_EXERCISE PROMPT_
Everything from the line holding "Give me the" through the last line below must be repeated exactly, and nothing else.

════════

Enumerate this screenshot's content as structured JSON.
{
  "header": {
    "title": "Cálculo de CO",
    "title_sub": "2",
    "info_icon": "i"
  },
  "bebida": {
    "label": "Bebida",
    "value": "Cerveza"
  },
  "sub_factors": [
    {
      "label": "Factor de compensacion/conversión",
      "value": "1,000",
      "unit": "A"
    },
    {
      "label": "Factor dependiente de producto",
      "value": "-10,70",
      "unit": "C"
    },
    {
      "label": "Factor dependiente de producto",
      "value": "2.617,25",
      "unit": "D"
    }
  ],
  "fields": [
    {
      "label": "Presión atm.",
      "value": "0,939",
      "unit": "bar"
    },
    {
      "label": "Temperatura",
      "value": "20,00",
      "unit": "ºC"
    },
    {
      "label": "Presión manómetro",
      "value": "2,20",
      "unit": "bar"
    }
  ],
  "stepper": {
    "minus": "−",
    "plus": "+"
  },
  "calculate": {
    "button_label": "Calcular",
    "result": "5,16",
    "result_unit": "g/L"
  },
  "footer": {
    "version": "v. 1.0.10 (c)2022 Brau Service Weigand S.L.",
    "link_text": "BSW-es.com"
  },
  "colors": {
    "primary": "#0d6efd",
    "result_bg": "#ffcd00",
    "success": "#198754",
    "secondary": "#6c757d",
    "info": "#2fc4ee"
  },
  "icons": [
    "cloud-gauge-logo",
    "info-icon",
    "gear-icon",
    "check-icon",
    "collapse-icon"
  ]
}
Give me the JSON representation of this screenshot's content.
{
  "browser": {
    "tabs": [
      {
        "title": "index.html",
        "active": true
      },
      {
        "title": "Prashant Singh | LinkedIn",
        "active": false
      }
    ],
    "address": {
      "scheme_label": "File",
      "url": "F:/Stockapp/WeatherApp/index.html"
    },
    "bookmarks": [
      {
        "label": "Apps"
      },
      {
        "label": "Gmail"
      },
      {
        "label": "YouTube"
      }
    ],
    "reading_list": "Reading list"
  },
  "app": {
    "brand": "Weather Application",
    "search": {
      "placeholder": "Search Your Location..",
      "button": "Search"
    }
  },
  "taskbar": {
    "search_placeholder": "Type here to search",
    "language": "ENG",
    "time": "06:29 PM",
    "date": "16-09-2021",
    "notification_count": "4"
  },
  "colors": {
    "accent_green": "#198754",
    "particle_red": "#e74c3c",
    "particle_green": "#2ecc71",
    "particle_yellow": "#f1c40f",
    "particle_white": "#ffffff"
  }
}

════════

_COMPLETED EXERCISE_
Give me the JSON representation of this screenshot's content.
{
  "browser": {
    "tabs": [
      {
        "title": "index.html",
        "active": true
      },
      {
        "title": "Prashant Singh | LinkedIn",
        "active": false
      }
    ],
    "address": {
      "scheme_label": "File",
      "url": "F:/Stockapp/WeatherApp/index.html"
    },
    "bookmarks": [
      {
        "label": "Apps"
      },
      {
        "label": "Gmail"
      },
      {
        "label": "YouTube"
      }
    ],
    "reading_list": "Reading list"
  },
  "app": {
    "brand": "Weather Application",
    "search": {
      "placeholder": "Search Your Location..",
      "button": "Search"
    }
  },
  "taskbar": {
    "search_placeholder": "Type here to search",
    "language": "ENG",
    "time": "06:29 PM",
    "date": "16-09-2021",
    "notification_count": "4"
  },
  "colors": {
    "accent_green": "#198754",
    "particle_red": "#e74c3c",
    "particle_green": "#2ecc71",
    "particle_yellow": "#f1c40f",
    "particle_white": "#ffffff"
  }
}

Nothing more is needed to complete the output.